* Goal: Copy every entry word for word, but skip the pictures.
◆ ◆ ◆
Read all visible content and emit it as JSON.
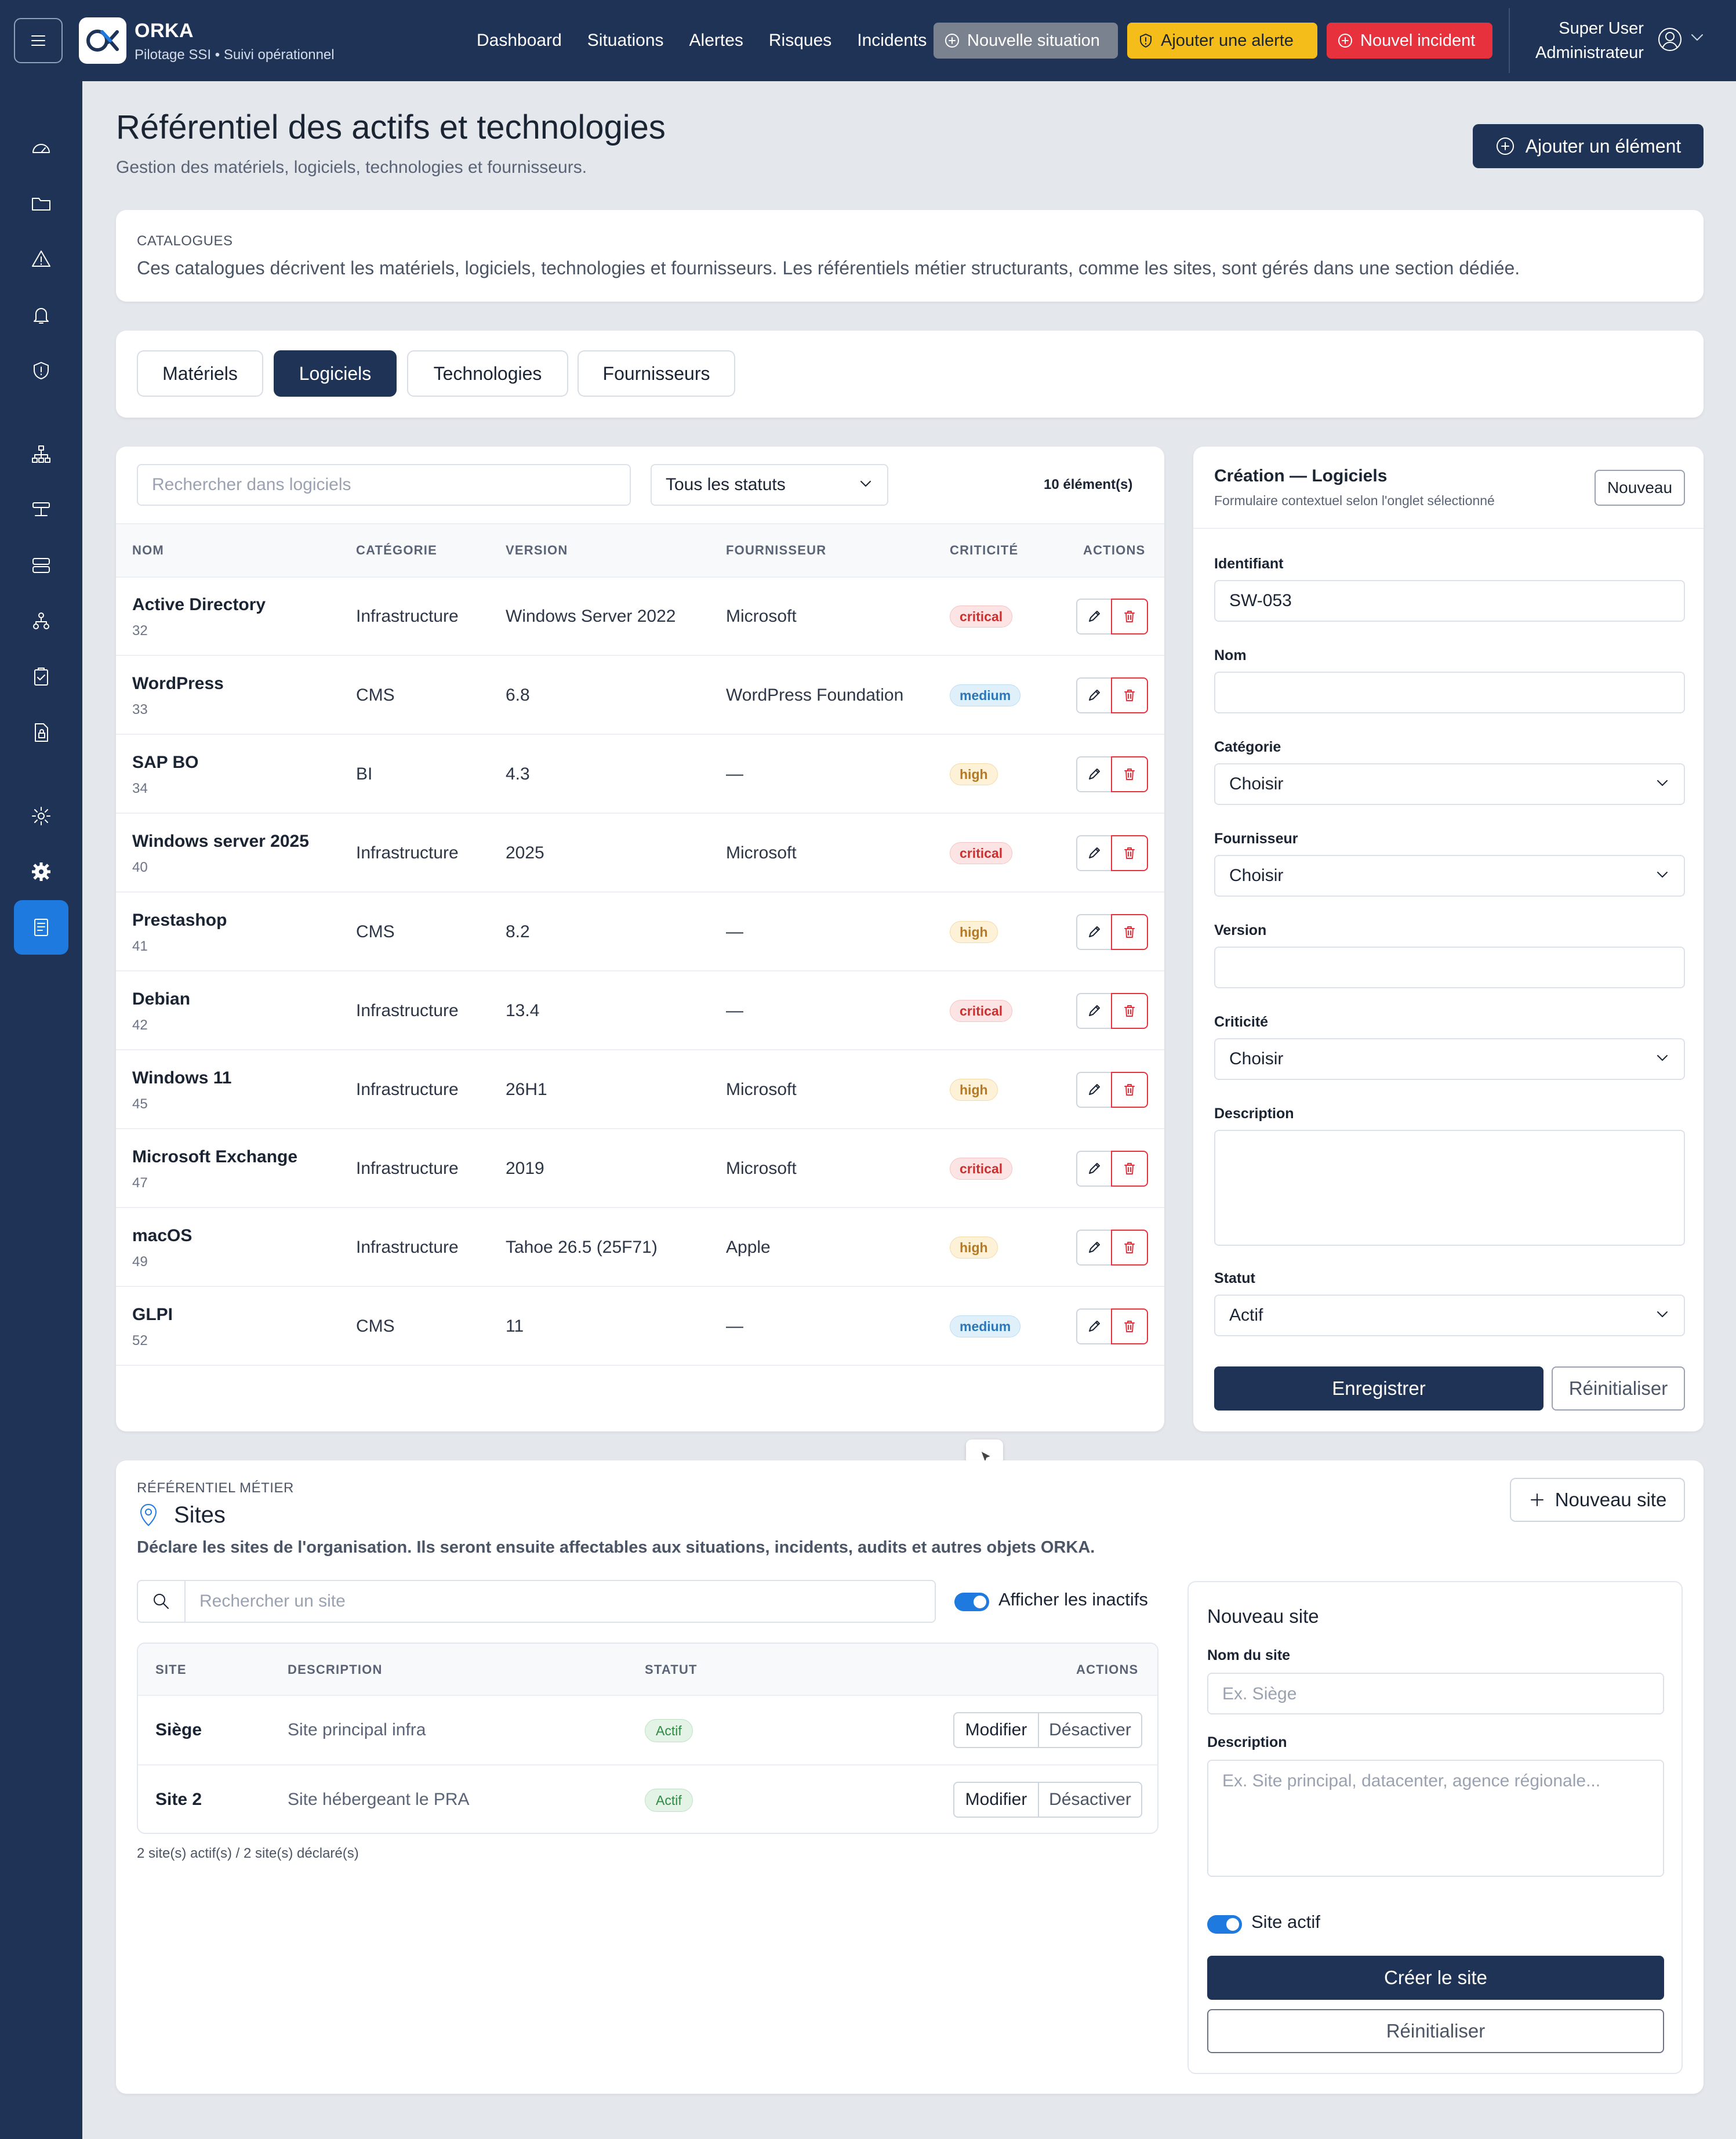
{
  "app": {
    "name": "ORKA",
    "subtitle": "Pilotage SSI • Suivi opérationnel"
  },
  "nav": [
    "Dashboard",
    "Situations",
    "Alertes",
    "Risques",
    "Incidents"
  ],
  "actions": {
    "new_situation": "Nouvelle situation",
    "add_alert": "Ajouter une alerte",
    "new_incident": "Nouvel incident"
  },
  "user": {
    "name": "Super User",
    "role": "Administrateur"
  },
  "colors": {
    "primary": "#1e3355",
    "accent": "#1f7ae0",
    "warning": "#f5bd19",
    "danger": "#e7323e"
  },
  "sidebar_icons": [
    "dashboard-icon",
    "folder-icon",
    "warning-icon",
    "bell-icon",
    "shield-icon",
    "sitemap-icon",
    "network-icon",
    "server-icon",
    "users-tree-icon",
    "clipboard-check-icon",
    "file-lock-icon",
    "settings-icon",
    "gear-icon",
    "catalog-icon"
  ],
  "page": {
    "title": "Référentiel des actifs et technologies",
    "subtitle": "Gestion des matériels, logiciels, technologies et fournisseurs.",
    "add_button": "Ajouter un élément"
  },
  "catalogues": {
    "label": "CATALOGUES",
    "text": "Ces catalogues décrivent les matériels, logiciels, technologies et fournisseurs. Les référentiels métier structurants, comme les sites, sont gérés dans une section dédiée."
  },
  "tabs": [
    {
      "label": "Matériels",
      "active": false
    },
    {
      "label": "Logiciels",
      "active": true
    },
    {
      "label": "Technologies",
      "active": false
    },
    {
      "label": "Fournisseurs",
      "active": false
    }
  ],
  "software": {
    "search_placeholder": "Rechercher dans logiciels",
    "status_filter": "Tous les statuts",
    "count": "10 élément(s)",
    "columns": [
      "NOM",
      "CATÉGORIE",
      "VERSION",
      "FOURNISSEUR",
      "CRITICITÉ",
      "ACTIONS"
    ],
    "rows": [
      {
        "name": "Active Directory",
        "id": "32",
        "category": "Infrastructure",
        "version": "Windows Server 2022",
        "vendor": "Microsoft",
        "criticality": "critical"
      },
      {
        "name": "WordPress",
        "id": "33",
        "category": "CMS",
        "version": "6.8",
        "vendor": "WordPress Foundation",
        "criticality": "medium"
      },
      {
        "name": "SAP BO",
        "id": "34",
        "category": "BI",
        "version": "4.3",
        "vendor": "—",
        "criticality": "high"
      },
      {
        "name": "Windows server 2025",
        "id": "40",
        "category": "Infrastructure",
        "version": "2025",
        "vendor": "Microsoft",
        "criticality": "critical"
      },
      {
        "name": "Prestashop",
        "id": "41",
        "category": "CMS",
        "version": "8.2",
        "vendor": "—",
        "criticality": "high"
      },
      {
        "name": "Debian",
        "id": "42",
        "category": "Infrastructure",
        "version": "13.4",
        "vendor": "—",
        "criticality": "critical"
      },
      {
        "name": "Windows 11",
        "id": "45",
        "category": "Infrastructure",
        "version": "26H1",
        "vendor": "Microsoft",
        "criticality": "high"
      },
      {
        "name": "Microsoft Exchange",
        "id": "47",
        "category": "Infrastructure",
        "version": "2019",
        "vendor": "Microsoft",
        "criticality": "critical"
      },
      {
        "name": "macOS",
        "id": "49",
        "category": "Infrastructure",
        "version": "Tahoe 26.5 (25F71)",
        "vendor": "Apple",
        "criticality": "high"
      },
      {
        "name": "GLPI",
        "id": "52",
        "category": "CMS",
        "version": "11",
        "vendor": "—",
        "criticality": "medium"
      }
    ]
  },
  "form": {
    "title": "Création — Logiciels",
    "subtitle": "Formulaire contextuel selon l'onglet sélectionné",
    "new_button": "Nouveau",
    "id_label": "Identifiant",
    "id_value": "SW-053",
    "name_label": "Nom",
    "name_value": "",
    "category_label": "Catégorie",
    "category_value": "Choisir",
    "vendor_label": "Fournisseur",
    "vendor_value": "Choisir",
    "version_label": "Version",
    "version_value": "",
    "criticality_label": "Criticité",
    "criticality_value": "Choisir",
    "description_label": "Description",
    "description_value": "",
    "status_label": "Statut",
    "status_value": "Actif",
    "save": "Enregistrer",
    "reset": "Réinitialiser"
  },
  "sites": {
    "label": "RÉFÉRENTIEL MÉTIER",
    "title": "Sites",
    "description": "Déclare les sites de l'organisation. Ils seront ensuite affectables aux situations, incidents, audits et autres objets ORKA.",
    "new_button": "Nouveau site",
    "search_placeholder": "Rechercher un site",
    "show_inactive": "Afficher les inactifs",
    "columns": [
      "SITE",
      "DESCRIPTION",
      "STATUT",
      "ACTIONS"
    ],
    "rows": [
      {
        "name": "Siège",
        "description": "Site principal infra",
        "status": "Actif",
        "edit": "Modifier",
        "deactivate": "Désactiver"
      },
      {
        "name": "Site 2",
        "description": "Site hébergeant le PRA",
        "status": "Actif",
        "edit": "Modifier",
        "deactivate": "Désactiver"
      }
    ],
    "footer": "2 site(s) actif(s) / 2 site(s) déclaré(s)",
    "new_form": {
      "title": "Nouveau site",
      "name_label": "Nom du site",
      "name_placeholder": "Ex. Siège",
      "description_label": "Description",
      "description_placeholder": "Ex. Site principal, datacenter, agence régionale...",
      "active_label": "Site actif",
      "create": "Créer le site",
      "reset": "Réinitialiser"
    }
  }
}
◆ ◆ ◆
* Result below:
Read all visible content and emit it as JSON.
{
  "app": {
    "name": "ORKA",
    "subtitle": "Pilotage SSI • Suivi opérationnel"
  },
  "nav": [
    "Dashboard",
    "Situations",
    "Alertes",
    "Risques",
    "Incidents"
  ],
  "actions": {
    "new_situation": "Nouvelle situation",
    "add_alert": "Ajouter une alerte",
    "new_incident": "Nouvel incident"
  },
  "user": {
    "name": "Super User",
    "role": "Administrateur"
  },
  "colors": {
    "primary": "#1e3355",
    "accent": "#1f7ae0",
    "warning": "#f5bd19",
    "danger": "#e7323e"
  },
  "sidebar_icons": [
    "dashboard-icon",
    "folder-icon",
    "warning-icon",
    "bell-icon",
    "shield-icon",
    "sitemap-icon",
    "network-icon",
    "server-icon",
    "users-tree-icon",
    "clipboard-check-icon",
    "file-lock-icon",
    "settings-icon",
    "gear-icon",
    "catalog-icon"
  ],
  "page": {
    "title": "Référentiel des actifs et technologies",
    "subtitle": "Gestion des matériels, logiciels, technologies et fournisseurs.",
    "add_button": "Ajouter un élément"
  },
  "catalogues": {
    "label": "CATALOGUES",
    "text": "Ces catalogues décrivent les matériels, logiciels, technologies et fournisseurs. Les référentiels métier structurants, comme les sites, sont gérés dans une section dédiée."
  },
  "tabs": [
    {
      "label": "Matériels",
      "active": false
    },
    {
      "label": "Logiciels",
      "active": true
    },
    {
      "label": "Technologies",
      "active": false
    },
    {
      "label": "Fournisseurs",
      "active": false
    }
  ],
  "software": {
    "search_placeholder": "Rechercher dans logiciels",
    "status_filter": "Tous les statuts",
    "count": "10 élément(s)",
    "columns": [
      "NOM",
      "CATÉGORIE",
      "VERSION",
      "FOURNISSEUR",
      "CRITICITÉ",
      "ACTIONS"
    ],
    "rows": [
      {
        "name": "Active Directory",
        "id": "32",
        "category": "Infrastructure",
        "version": "Windows Server 2022",
        "vendor": "Microsoft",
        "criticality": "critical"
      },
      {
        "name": "WordPress",
        "id": "33",
        "category": "CMS",
        "version": "6.8",
        "vendor": "WordPress Foundation",
        "criticality": "medium"
      },
      {
        "name": "SAP BO",
        "id": "34",
        "category": "BI",
        "version": "4.3",
        "vendor": "—",
        "criticality": "high"
      },
      {
        "name": "Windows server 2025",
        "id": "40",
        "category": "Infrastructure",
        "version": "2025",
        "vendor": "Microsoft",
        "criticality": "critical"
      },
      {
        "name": "Prestashop",
        "id": "41",
        "category": "CMS",
        "version": "8.2",
        "vendor": "—",
        "criticality": "high"
      },
      {
        "name": "Debian",
        "id": "42",
        "category": "Infrastructure",
        "version": "13.4",
        "vendor": "—",
        "criticality": "critical"
      },
      {
        "name": "Windows 11",
        "id": "45",
        "category": "Infrastructure",
        "version": "26H1",
        "vendor": "Microsoft",
        "criticality": "high"
      },
      {
        "name": "Microsoft Exchange",
        "id": "47",
        "category": "Infrastructure",
        "version": "2019",
        "vendor": "Microsoft",
        "criticality": "critical"
      },
      {
        "name": "macOS",
        "id": "49",
        "category": "Infrastructure",
        "version": "Tahoe 26.5 (25F71)",
        "vendor": "Apple",
        "criticality": "high"
      },
      {
        "name": "GLPI",
        "id": "52",
        "category": "CMS",
        "version": "11",
        "vendor": "—",
        "criticality": "medium"
      }
    ]
  },
  "form": {
    "title": "Création — Logiciels",
    "subtitle": "Formulaire contextuel selon l'onglet sélectionné",
    "new_button": "Nouveau",
    "id_label": "Identifiant",
    "id_value": "SW-053",
    "name_label": "Nom",
    "name_value": "",
    "category_label": "Catégorie",
    "category_value": "Choisir",
    "vendor_label": "Fournisseur",
    "vendor_value": "Choisir",
    "version_label": "Version",
    "version_value": "",
    "criticality_label": "Criticité",
    "criticality_value": "Choisir",
    "description_label": "Description",
    "description_value": "",
    "status_label": "Statut",
    "status_value": "Actif",
    "save": "Enregistrer",
    "reset": "Réinitialiser"
  },
  "sites": {
    "label": "RÉFÉRENTIEL MÉTIER",
    "title": "Sites",
    "description": "Déclare les sites de l'organisation. Ils seront ensuite affectables aux situations, incidents, audits et autres objets ORKA.",
    "new_button": "Nouveau site",
    "search_placeholder": "Rechercher un site",
    "show_inactive": "Afficher les inactifs",
    "columns": [
      "SITE",
      "DESCRIPTION",
      "STATUT",
      "ACTIONS"
    ],
    "rows": [
      {
        "name": "Siège",
        "description": "Site principal infra",
        "status": "Actif",
        "edit": "Modifier",
        "deactivate": "Désactiver"
      },
      {
        "name": "Site 2",
        "description": "Site hébergeant le PRA",
        "status": "Actif",
        "edit": "Modifier",
        "deactivate": "Désactiver"
      }
    ],
    "footer": "2 site(s) actif(s) / 2 site(s) déclaré(s)",
    "new_form": {
      "title": "Nouveau site",
      "name_label": "Nom du site",
      "name_placeholder": "Ex. Siège",
      "description_label": "Description",
      "description_placeholder": "Ex. Site principal, datacenter, agence régionale...",
      "active_label": "Site actif",
      "create": "Créer le site",
      "reset": "Réinitialiser"
    }
  }
}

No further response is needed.